[Records from a dataset]
=-=-=-=-=

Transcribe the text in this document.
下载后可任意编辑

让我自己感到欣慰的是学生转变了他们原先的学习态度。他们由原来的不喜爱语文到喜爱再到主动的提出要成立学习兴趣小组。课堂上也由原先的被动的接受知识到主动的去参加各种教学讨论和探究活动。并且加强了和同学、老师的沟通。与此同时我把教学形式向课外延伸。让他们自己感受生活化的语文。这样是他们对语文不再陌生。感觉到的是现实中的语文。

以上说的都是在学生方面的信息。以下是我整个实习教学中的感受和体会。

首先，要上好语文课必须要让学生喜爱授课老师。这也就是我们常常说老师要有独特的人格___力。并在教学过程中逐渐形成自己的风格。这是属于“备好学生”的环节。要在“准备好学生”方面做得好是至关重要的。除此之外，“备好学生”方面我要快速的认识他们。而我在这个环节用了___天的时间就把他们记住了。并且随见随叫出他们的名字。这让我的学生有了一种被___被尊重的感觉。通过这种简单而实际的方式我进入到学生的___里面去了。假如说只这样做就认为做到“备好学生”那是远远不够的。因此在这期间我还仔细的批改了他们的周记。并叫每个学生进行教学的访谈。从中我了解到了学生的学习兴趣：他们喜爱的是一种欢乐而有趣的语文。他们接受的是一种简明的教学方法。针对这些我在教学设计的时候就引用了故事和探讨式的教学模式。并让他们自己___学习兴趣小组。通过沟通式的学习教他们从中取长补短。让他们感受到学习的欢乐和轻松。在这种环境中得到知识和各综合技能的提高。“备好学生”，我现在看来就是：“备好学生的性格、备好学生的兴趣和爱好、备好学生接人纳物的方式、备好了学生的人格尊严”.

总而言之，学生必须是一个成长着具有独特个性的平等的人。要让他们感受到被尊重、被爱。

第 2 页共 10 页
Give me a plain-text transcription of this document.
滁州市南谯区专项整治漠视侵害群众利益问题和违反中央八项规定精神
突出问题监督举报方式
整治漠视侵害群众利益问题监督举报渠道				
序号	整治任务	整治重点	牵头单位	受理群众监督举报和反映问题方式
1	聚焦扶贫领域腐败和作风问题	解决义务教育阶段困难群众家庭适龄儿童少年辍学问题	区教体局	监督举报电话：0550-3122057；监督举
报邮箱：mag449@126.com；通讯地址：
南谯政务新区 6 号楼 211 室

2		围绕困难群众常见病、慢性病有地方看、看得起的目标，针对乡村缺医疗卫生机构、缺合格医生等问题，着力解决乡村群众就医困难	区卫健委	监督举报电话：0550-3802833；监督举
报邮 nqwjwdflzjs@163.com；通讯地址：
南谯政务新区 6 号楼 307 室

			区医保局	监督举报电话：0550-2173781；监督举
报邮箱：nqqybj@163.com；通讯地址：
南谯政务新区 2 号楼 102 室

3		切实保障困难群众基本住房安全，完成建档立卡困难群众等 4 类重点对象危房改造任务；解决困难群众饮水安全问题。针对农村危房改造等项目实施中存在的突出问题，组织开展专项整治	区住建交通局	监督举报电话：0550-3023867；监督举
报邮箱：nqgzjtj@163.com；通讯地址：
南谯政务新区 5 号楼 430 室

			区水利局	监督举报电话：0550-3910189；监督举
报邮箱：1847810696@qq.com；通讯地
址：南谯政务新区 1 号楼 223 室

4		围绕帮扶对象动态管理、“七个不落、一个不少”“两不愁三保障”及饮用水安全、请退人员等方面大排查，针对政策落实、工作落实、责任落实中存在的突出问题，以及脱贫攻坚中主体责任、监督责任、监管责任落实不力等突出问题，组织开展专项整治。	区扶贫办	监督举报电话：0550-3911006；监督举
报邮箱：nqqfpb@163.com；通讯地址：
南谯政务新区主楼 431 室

=-=-=-=-=

Search the entries for the word "组织开展专项整治" and pick out every line that holds it.

3		切实保障困难群众基本住房安全，完成建档立卡困难群众等 4 类重点对象危房改造任务；解决困难群众饮水安全问题。针对农村危房改造等项目实施中存在的突出问题，组织开展专项整治	区住建交通局	监督举报电话：0550-3023867；监督举
4		围绕帮扶对象动态管理、“七个不落、一个不少”“两不愁三保障”及饮用水安全、请退人员等方面大排查，针对政策落实、工作落实、责任落实中存在的突出问题，以及脱贫攻坚中主体责任、监督责任、监管责任落实不力等突出问题，组织开展专项整治。	区扶贫办	监督举报电话：0550-3911006；监督举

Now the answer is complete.